* GIVEN REQUEST
Exactly repeat the full listing that follows.

* LISTED ENTRIES
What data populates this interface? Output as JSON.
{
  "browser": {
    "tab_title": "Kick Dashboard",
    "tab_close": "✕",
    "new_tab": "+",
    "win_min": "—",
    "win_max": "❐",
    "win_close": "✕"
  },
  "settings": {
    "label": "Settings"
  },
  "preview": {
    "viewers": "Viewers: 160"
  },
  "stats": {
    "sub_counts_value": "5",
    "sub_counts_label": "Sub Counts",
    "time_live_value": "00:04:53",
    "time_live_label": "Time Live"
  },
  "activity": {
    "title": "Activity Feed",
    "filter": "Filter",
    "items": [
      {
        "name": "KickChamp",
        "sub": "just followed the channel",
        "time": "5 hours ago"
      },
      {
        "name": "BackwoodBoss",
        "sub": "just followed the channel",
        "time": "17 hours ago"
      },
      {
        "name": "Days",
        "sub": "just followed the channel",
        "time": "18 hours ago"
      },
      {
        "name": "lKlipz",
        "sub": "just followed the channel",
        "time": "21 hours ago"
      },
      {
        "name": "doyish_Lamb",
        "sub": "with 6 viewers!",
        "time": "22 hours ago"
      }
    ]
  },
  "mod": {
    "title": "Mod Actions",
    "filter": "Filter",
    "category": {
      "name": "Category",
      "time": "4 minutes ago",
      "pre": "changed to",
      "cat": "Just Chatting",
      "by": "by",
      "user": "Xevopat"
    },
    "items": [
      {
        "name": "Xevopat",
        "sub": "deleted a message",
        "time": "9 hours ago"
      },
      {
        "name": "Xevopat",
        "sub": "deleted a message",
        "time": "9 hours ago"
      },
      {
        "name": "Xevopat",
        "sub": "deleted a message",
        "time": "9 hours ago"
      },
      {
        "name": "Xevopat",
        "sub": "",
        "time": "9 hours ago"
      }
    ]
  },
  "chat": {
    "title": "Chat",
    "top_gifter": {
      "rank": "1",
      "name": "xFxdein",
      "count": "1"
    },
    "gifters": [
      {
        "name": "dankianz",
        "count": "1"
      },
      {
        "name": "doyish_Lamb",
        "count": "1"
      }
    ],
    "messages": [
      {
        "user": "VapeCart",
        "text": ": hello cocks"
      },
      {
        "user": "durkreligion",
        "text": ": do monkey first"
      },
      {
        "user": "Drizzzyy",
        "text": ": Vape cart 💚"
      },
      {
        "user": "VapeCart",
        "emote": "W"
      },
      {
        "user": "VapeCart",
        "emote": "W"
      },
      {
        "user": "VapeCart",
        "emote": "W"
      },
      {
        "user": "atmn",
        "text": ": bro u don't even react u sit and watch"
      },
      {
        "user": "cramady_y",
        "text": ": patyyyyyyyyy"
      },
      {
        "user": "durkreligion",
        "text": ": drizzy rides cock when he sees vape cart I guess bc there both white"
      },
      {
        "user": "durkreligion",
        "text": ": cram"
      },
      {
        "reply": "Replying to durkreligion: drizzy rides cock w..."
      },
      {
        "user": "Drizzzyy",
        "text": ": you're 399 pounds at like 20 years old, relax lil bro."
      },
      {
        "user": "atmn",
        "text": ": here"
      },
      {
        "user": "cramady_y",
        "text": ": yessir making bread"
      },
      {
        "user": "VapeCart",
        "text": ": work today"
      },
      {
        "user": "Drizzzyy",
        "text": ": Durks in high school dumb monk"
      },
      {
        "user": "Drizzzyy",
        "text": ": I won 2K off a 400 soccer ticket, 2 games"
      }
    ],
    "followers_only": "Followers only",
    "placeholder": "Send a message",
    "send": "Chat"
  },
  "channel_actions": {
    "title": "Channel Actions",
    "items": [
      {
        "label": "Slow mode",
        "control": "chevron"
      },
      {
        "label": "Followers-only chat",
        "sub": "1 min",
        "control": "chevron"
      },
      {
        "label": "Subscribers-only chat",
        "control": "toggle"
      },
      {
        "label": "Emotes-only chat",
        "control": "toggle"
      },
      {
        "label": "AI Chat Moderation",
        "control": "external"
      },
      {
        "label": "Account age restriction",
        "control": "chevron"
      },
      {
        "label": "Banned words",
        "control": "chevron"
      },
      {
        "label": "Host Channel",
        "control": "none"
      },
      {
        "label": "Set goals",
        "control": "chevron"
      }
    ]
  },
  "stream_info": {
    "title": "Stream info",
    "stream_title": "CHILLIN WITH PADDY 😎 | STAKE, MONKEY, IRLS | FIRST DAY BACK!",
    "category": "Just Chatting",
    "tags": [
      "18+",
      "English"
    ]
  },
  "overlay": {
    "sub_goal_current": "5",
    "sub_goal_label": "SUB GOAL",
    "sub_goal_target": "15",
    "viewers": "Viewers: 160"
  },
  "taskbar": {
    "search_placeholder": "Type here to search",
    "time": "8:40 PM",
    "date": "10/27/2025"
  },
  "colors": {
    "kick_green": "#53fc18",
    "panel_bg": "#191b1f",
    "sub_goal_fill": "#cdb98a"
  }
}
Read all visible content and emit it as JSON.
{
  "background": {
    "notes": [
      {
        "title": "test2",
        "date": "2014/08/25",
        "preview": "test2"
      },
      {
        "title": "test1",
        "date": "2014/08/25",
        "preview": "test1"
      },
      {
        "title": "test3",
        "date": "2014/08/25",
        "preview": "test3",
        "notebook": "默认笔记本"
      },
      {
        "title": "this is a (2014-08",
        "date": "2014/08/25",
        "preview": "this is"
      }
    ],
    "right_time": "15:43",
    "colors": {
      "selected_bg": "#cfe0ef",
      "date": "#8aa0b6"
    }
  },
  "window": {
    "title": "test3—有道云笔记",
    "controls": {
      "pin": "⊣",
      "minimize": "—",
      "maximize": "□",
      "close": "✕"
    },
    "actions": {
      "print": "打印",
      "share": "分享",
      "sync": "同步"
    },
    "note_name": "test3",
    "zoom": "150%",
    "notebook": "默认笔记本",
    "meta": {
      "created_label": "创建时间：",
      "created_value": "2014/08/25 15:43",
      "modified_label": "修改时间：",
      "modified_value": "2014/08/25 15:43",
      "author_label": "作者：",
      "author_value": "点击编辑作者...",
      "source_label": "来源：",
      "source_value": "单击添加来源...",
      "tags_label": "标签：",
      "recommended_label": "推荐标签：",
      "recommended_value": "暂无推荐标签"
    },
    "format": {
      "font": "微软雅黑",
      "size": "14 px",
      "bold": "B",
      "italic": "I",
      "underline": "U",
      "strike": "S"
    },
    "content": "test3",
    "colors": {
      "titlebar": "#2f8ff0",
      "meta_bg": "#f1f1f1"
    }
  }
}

* ANSWER IN FULL
What data populates this interface? Output as JSON.
{
  "browser": {
    "tab_title": "Kick Dashboard",
    "tab_close": "✕",
    "new_tab": "+",
    "win_min": "—",
    "win_max": "❐",
    "win_close": "✕"
  },
  "settings": {
    "label": "Settings"
  },
  "preview": {
    "viewers": "Viewers: 160"
  },
  "stats": {
    "sub_counts_value": "5",
    "sub_counts_label": "Sub Counts",
    "time_live_value": "00:04:53",
    "time_live_label": "Time Live"
  },
  "activity": {
    "title": "Activity Feed",
    "filter": "Filter",
    "items": [
      {
        "name": "KickChamp",
        "sub": "just followed the channel",
        "time": "5 hours ago"
      },
      {
        "name": "BackwoodBoss",
        "sub": "just followed the channel",
        "time": "17 hours ago"
      },
      {
        "name": "Days",
        "sub": "just followed the channel",
        "time": "18 hours ago"
      },
      {
        "name": "lKlipz",
        "sub": "just followed the channel",
        "time": "21 hours ago"
      },
      {
        "name": "doyish_Lamb",
        "sub": "with 6 viewers!",
        "time": "22 hours ago"
      }
    ]
  },
  "mod": {
    "title": "Mod Actions",
    "filter": "Filter",
    "category": {
      "name": "Category",
      "time": "4 minutes ago",
      "pre": "changed to",
      "cat": "Just Chatting",
      "by": "by",
      "user": "Xevopat"
    },
    "items": [
      {
        "name": "Xevopat",
        "sub": "deleted a message",
        "time": "9 hours ago"
      },
      {
        "name": "Xevopat",
        "sub": "deleted a message",
        "time": "9 hours ago"
      },
      {
        "name": "Xevopat",
        "sub": "deleted a message",
        "time": "9 hours ago"
      },
      {
        "name": "Xevopat",
        "sub": "",
        "time": "9 hours ago"
      }
    ]
  },
  "chat": {
    "title": "Chat",
    "top_gifter": {
      "rank": "1",
      "name": "xFxdein",
      "count": "1"
    },
    "gifters": [
      {
        "name": "dankianz",
        "count": "1"
      },
      {
        "name": "doyish_Lamb",
        "count": "1"
      }
    ],
    "messages": [
      {
        "user": "VapeCart",
        "text": ": hello cocks"
      },
      {
        "user": "durkreligion",
        "text": ": do monkey first"
      },
      {
        "user": "Drizzzyy",
        "text": ": Vape cart 💚"
      },
      {
        "user": "VapeCart",
        "emote": "W"
      },
      {
        "user": "VapeCart",
        "emote": "W"
      },
      {
        "user": "VapeCart",
        "emote": "W"
      },
      {
        "user": "atmn",
        "text": ": bro u don't even react u sit and watch"
      },
      {
        "user": "cramady_y",
        "text": ": patyyyyyyyyy"
      },
      {
        "user": "durkreligion",
        "text": ": drizzy rides cock when he sees vape cart I guess bc there both white"
      },
      {
        "user": "durkreligion",
        "text": ": cram"
      },
      {
        "reply": "Replying to durkreligion: drizzy rides cock w..."
      },
      {
        "user": "Drizzzyy",
        "text": ": you're 399 pounds at like 20 years old, relax lil bro."
      },
      {
        "user": "atmn",
        "text": ": here"
      },
      {
        "user": "cramady_y",
        "text": ": yessir making bread"
      },
      {
        "user": "VapeCart",
        "text": ": work today"
      },
      {
        "user": "Drizzzyy",
        "text": ": Durks in high school dumb monk"
      },
      {
        "user": "Drizzzyy",
        "text": ": I won 2K off a 400 soccer ticket, 2 games"
      }
    ],
    "followers_only": "Followers only",
    "placeholder": "Send a message",
    "send": "Chat"
  },
  "channel_actions": {
    "title": "Channel Actions",
    "items": [
      {
        "label": "Slow mode",
        "control": "chevron"
      },
      {
        "label": "Followers-only chat",
        "sub": "1 min",
        "control": "chevron"
      },
      {
        "label": "Subscribers-only chat",
        "control": "toggle"
      },
      {
        "label": "Emotes-only chat",
        "control": "toggle"
      },
      {
        "label": "AI Chat Moderation",
        "control": "external"
      },
      {
        "label": "Account age restriction",
        "control": "chevron"
      },
      {
        "label": "Banned words",
        "control": "chevron"
      },
      {
        "label": "Host Channel",
        "control": "none"
      },
      {
        "label": "Set goals",
        "control": "chevron"
      }
    ]
  },
  "stream_info": {
    "title": "Stream info",
    "stream_title": "CHILLIN WITH PADDY 😎 | STAKE, MONKEY, IRLS | FIRST DAY BACK!",
    "category": "Just Chatting",
    "tags": [
      "18+",
      "English"
    ]
  },
  "overlay": {
    "sub_goal_current": "5",
    "sub_goal_label": "SUB GOAL",
    "sub_goal_target": "15",
    "viewers": "Viewers: 160"
  },
  "taskbar": {
    "search_placeholder": "Type here to search",
    "time": "8:40 PM",
    "date": "10/27/2025"
  },
  "colors": {
    "kick_green": "#53fc18",
    "panel_bg": "#191b1f",
    "sub_goal_fill": "#cdb98a"
  }
}
Read all visible content and emit it as JSON.
{
  "background": {
    "notes": [
      {
        "title": "test2",
        "date": "2014/08/25",
        "preview": "test2"
      },
      {
        "title": "test1",
        "date": "2014/08/25",
        "preview": "test1"
      },
      {
        "title": "test3",
        "date": "2014/08/25",
        "preview": "test3",
        "notebook": "默认笔记本"
      },
      {
        "title": "this is a (2014-08",
        "date": "2014/08/25",
        "preview": "this is"
      }
    ],
    "right_time": "15:43",
    "colors": {
      "selected_bg": "#cfe0ef",
      "date": "#8aa0b6"
    }
  },
  "window": {
    "title": "test3—有道云笔记",
    "controls": {
      "pin": "⊣",
      "minimize": "—",
      "maximize": "□",
      "close": "✕"
    },
    "actions": {
      "print": "打印",
      "share": "分享",
      "sync": "同步"
    },
    "note_name": "test3",
    "zoom": "150%",
    "notebook": "默认笔记本",
    "meta": {
      "created_label": "创建时间：",
      "created_value": "2014/08/25 15:43",
      "modified_label": "修改时间：",
      "modified_value": "2014/08/25 15:43",
      "author_label": "作者：",
      "author_value": "点击编辑作者...",
      "source_label": "来源：",
      "source_value": "单击添加来源...",
      "tags_label": "标签：",
      "recommended_label": "推荐标签：",
      "recommended_value": "暂无推荐标签"
    },
    "format": {
      "font": "微软雅黑",
      "size": "14 px",
      "bold": "B",
      "italic": "I",
      "underline": "U",
      "strike": "S"
    },
    "content": "test3",
    "colors": {
      "titlebar": "#2f8ff0",
      "meta_bg": "#f1f1f1"
    }
  }
}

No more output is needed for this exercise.